▶ **WHAT NEEDS TO BE DONE**
Each entry below must be repeated exactly, with pictures left out.

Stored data

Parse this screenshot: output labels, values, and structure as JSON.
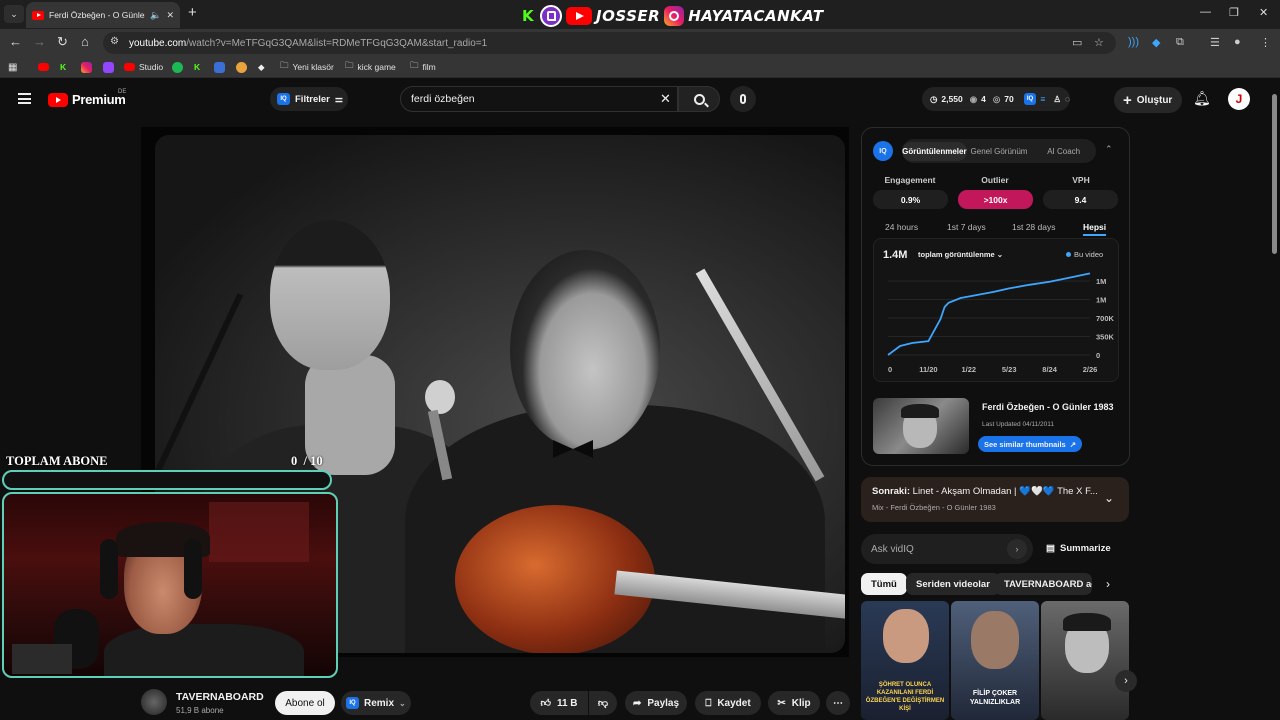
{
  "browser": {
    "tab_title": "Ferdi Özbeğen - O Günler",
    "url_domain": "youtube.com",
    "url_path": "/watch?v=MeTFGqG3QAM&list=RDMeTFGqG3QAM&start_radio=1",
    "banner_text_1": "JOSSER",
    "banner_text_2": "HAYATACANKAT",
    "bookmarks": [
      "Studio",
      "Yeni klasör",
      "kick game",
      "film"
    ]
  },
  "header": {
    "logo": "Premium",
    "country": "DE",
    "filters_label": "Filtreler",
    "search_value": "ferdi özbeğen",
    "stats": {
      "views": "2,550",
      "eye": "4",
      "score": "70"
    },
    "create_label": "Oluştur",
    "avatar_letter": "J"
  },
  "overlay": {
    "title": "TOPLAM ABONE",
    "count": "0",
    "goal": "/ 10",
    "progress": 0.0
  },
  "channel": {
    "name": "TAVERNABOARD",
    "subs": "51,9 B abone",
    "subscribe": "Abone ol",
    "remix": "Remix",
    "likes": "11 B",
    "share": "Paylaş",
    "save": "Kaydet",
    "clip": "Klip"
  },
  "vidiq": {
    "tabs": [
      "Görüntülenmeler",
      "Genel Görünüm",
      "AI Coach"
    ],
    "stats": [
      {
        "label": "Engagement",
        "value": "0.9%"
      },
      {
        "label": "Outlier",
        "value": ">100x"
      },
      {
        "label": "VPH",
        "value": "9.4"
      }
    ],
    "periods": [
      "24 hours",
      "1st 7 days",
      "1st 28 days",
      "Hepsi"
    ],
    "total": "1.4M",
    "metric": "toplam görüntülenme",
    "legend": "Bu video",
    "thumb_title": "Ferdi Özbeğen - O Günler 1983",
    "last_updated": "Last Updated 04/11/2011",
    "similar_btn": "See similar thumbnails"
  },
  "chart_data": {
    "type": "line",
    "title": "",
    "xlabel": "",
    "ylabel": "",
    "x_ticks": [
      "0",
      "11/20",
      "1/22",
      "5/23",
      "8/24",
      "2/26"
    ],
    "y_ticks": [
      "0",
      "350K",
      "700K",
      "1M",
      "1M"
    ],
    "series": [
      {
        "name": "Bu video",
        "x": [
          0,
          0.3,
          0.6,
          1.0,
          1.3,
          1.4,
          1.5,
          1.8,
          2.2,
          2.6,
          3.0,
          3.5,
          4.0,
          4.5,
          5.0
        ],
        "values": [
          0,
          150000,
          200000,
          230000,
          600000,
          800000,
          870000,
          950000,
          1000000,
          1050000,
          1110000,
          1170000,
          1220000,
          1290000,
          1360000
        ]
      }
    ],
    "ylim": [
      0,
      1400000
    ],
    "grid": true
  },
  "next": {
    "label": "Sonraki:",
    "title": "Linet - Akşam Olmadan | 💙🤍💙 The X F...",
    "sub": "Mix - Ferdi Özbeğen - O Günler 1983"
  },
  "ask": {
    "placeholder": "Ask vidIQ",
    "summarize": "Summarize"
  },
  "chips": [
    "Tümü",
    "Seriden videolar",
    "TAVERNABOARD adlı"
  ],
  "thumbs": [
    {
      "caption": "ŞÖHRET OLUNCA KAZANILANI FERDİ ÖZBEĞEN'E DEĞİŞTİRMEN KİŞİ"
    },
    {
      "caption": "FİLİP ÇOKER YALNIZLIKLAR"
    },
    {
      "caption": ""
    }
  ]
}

▶ **EXPECTED ANSWER**
Parse this screenshot: output labels, values, and structure as JSON.
{
  "browser": {
    "tab_title": "Ferdi Özbeğen - O Günler",
    "url_domain": "youtube.com",
    "url_path": "/watch?v=MeTFGqG3QAM&list=RDMeTFGqG3QAM&start_radio=1",
    "banner_text_1": "JOSSER",
    "banner_text_2": "HAYATACANKAT",
    "bookmarks": [
      "Studio",
      "Yeni klasör",
      "kick game",
      "film"
    ]
  },
  "header": {
    "logo": "Premium",
    "country": "DE",
    "filters_label": "Filtreler",
    "search_value": "ferdi özbeğen",
    "stats": {
      "views": "2,550",
      "eye": "4",
      "score": "70"
    },
    "create_label": "Oluştur",
    "avatar_letter": "J"
  },
  "overlay": {
    "title": "TOPLAM ABONE",
    "count": "0",
    "goal": "/ 10",
    "progress": 0.0
  },
  "channel": {
    "name": "TAVERNABOARD",
    "subs": "51,9 B abone",
    "subscribe": "Abone ol",
    "remix": "Remix",
    "likes": "11 B",
    "share": "Paylaş",
    "save": "Kaydet",
    "clip": "Klip"
  },
  "vidiq": {
    "tabs": [
      "Görüntülenmeler",
      "Genel Görünüm",
      "AI Coach"
    ],
    "stats": [
      {
        "label": "Engagement",
        "value": "0.9%"
      },
      {
        "label": "Outlier",
        "value": ">100x"
      },
      {
        "label": "VPH",
        "value": "9.4"
      }
    ],
    "periods": [
      "24 hours",
      "1st 7 days",
      "1st 28 days",
      "Hepsi"
    ],
    "total": "1.4M",
    "metric": "toplam görüntülenme",
    "legend": "Bu video",
    "thumb_title": "Ferdi Özbeğen - O Günler 1983",
    "last_updated": "Last Updated 04/11/2011",
    "similar_btn": "See similar thumbnails"
  },
  "chart_data": {
    "type": "line",
    "title": "",
    "xlabel": "",
    "ylabel": "",
    "x_ticks": [
      "0",
      "11/20",
      "1/22",
      "5/23",
      "8/24",
      "2/26"
    ],
    "y_ticks": [
      "0",
      "350K",
      "700K",
      "1M",
      "1M"
    ],
    "series": [
      {
        "name": "Bu video",
        "x": [
          0,
          0.3,
          0.6,
          1.0,
          1.3,
          1.4,
          1.5,
          1.8,
          2.2,
          2.6,
          3.0,
          3.5,
          4.0,
          4.5,
          5.0
        ],
        "values": [
          0,
          150000,
          200000,
          230000,
          600000,
          800000,
          870000,
          950000,
          1000000,
          1050000,
          1110000,
          1170000,
          1220000,
          1290000,
          1360000
        ]
      }
    ],
    "ylim": [
      0,
      1400000
    ],
    "grid": true
  },
  "next": {
    "label": "Sonraki:",
    "title": "Linet - Akşam Olmadan | 💙🤍💙 The X F...",
    "sub": "Mix - Ferdi Özbeğen - O Günler 1983"
  },
  "ask": {
    "placeholder": "Ask vidIQ",
    "summarize": "Summarize"
  },
  "chips": [
    "Tümü",
    "Seriden videolar",
    "TAVERNABOARD adlı"
  ],
  "thumbs": [
    {
      "caption": "ŞÖHRET OLUNCA KAZANILANI FERDİ ÖZBEĞEN'E DEĞİŞTİRMEN KİŞİ"
    },
    {
      "caption": "FİLİP ÇOKER YALNIZLIKLAR"
    },
    {
      "caption": ""
    }
  ]
}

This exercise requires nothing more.